THE PROBLEM – Tally the lines in the listing below that include "normal". Answer with the count and nothing more.

::: RECORD SET

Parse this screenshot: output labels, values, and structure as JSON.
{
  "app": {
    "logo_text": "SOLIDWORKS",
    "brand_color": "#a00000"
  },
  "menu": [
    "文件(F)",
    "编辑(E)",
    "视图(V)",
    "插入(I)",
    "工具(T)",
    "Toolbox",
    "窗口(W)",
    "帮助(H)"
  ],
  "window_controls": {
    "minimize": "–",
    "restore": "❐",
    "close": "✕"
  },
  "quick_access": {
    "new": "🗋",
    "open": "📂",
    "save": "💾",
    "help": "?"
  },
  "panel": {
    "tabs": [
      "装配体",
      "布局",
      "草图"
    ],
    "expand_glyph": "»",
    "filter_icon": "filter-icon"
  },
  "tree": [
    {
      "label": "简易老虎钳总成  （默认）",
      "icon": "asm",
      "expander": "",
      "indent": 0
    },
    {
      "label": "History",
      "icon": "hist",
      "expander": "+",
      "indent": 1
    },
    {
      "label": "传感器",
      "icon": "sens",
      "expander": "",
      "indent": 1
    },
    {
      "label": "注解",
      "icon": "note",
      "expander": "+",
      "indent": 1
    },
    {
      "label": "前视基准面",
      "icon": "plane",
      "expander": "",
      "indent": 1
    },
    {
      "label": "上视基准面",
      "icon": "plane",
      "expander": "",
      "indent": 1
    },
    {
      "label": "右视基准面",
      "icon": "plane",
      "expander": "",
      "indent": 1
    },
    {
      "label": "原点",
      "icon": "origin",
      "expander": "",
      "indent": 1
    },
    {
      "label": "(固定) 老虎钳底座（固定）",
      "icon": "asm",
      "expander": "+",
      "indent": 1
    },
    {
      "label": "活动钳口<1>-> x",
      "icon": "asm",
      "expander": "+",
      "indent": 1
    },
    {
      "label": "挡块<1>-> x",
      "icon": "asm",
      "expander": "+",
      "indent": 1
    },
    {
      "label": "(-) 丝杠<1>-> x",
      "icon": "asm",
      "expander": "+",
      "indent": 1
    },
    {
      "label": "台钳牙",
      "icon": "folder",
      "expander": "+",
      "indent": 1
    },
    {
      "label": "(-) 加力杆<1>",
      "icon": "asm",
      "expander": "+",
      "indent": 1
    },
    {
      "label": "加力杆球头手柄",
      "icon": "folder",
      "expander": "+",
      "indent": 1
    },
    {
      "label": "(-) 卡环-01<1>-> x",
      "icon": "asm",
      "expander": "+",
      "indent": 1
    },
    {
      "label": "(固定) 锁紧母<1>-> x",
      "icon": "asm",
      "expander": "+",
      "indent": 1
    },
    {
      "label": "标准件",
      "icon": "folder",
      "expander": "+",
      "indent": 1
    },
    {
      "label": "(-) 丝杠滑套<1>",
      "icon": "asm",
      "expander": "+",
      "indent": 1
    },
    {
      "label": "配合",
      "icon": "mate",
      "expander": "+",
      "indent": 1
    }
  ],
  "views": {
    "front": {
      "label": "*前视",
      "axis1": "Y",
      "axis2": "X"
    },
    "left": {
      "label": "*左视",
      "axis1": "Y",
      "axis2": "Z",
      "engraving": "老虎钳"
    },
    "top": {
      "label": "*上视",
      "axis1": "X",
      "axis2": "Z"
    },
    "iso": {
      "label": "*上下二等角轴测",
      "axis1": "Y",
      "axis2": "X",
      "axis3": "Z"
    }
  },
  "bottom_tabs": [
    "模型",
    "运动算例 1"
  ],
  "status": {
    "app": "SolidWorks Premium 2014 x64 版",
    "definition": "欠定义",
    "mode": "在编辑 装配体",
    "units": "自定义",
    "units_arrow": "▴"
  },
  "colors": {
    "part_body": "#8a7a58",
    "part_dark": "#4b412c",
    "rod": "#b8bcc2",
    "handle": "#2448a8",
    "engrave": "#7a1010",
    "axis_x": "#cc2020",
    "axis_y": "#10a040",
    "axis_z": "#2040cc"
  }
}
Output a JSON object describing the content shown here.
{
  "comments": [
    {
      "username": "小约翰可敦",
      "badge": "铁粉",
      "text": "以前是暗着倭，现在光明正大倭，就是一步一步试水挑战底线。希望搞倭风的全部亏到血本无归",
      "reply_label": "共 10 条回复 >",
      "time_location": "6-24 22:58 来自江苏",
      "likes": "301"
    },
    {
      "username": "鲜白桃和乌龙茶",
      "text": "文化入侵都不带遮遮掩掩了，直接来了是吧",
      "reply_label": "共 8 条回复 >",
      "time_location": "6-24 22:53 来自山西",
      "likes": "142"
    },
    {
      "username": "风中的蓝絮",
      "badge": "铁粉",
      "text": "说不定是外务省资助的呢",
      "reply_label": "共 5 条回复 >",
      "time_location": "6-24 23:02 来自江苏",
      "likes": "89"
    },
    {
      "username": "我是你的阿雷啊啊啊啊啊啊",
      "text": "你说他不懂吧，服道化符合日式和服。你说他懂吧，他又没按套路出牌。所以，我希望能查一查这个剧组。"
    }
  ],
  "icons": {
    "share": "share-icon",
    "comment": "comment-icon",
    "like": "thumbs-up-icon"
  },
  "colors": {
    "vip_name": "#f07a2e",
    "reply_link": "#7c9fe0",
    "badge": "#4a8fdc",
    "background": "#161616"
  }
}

::::::
::: RECORD SET

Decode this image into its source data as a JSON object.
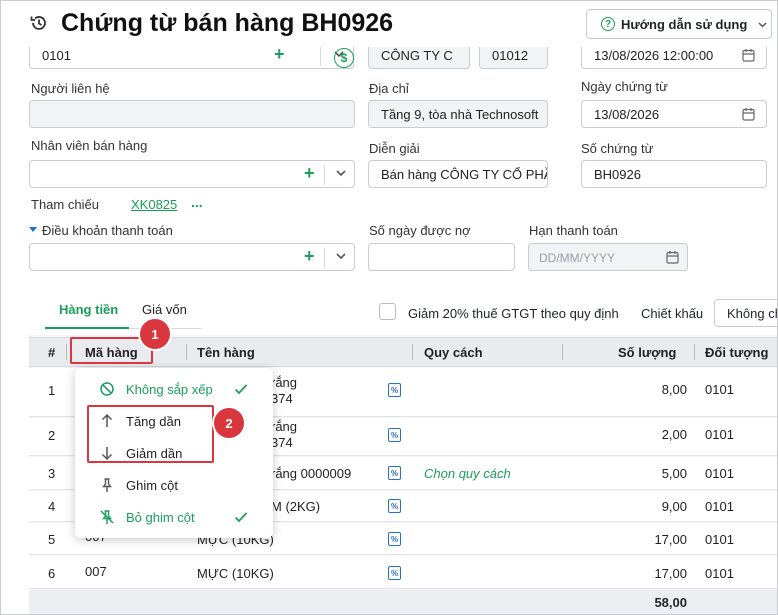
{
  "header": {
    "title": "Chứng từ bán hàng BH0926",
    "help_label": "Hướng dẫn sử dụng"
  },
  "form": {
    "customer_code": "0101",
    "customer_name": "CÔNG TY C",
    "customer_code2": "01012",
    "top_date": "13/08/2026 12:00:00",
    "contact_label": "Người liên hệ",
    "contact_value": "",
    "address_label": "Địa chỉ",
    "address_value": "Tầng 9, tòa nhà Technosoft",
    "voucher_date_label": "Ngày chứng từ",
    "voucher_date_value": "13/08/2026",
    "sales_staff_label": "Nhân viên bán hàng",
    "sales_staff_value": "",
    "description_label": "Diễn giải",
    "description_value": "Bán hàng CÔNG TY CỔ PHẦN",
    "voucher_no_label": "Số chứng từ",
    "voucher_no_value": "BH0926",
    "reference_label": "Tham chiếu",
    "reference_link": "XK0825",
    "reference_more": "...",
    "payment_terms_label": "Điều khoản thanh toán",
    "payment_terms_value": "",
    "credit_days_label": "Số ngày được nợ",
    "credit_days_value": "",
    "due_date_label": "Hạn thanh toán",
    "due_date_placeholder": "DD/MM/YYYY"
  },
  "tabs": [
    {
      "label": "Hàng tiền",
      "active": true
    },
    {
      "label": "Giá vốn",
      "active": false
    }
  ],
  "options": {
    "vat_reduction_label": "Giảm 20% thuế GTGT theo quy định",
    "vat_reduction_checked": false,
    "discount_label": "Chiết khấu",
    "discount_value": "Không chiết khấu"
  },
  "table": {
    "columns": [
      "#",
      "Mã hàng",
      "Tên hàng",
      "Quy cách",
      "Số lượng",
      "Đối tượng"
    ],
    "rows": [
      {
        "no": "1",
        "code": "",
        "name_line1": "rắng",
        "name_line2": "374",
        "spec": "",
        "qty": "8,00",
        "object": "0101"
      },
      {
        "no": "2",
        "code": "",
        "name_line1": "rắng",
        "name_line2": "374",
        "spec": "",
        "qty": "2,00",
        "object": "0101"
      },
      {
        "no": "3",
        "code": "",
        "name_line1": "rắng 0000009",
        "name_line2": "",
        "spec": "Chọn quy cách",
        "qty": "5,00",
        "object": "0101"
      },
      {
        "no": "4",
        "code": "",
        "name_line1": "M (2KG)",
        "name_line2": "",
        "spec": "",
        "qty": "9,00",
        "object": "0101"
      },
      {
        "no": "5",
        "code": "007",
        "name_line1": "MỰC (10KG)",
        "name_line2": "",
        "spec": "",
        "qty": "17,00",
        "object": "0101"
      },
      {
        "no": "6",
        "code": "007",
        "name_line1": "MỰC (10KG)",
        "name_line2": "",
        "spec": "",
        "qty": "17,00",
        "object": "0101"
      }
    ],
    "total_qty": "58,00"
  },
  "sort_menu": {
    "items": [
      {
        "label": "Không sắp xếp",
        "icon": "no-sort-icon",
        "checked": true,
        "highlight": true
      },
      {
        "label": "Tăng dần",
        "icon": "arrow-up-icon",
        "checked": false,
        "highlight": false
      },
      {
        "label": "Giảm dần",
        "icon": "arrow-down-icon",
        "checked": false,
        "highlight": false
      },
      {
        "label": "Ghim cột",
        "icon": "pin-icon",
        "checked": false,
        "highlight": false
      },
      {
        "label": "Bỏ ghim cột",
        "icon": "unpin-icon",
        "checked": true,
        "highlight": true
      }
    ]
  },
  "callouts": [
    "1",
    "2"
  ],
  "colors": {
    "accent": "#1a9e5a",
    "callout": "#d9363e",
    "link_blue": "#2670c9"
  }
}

::::::
::: RECORD SET

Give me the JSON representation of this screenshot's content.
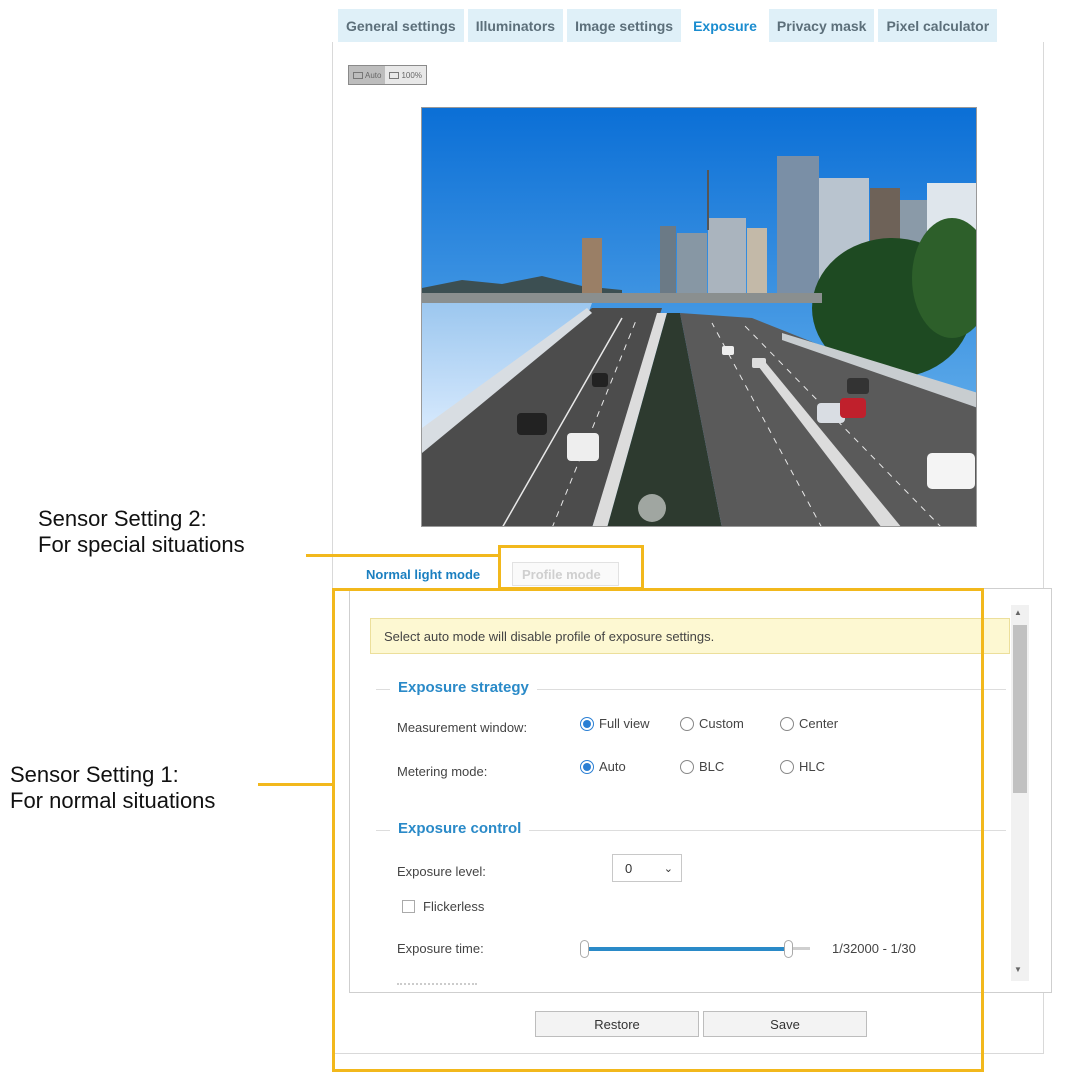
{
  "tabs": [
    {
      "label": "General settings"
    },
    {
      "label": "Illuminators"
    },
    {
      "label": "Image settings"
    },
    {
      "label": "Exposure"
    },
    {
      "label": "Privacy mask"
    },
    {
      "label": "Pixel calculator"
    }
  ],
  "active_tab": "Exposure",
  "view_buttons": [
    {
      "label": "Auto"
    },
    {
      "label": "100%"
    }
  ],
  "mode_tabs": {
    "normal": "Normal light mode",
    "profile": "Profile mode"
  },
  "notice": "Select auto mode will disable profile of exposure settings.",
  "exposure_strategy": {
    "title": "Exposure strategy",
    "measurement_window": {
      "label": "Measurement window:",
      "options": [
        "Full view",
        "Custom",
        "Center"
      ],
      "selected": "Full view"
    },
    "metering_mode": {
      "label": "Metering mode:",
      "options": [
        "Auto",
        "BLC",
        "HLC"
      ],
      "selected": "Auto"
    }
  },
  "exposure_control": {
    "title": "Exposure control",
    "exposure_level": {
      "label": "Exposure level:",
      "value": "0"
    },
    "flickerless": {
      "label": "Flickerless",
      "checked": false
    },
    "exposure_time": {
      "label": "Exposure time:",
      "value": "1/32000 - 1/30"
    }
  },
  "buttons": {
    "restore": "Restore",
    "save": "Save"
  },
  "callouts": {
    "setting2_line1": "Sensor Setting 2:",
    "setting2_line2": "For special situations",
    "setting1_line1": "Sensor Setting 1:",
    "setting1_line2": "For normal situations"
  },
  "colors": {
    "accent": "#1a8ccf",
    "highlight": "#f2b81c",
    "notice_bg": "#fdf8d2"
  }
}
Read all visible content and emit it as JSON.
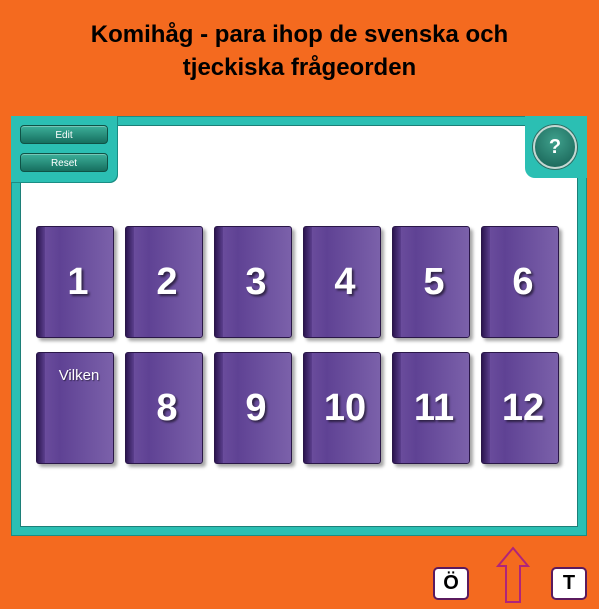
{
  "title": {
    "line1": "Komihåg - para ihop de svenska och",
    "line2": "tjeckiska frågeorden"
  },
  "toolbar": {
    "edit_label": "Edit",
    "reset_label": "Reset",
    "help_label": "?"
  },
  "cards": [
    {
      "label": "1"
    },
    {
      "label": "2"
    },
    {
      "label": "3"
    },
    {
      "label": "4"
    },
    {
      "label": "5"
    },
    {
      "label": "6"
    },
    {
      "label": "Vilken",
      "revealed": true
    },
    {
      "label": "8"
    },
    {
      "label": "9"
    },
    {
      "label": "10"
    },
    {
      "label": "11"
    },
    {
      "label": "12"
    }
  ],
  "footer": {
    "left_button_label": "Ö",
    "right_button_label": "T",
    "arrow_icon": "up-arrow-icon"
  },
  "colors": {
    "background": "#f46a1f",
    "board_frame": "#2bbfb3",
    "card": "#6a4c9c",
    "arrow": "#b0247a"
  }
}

::::::

TASK OUTPUT – 2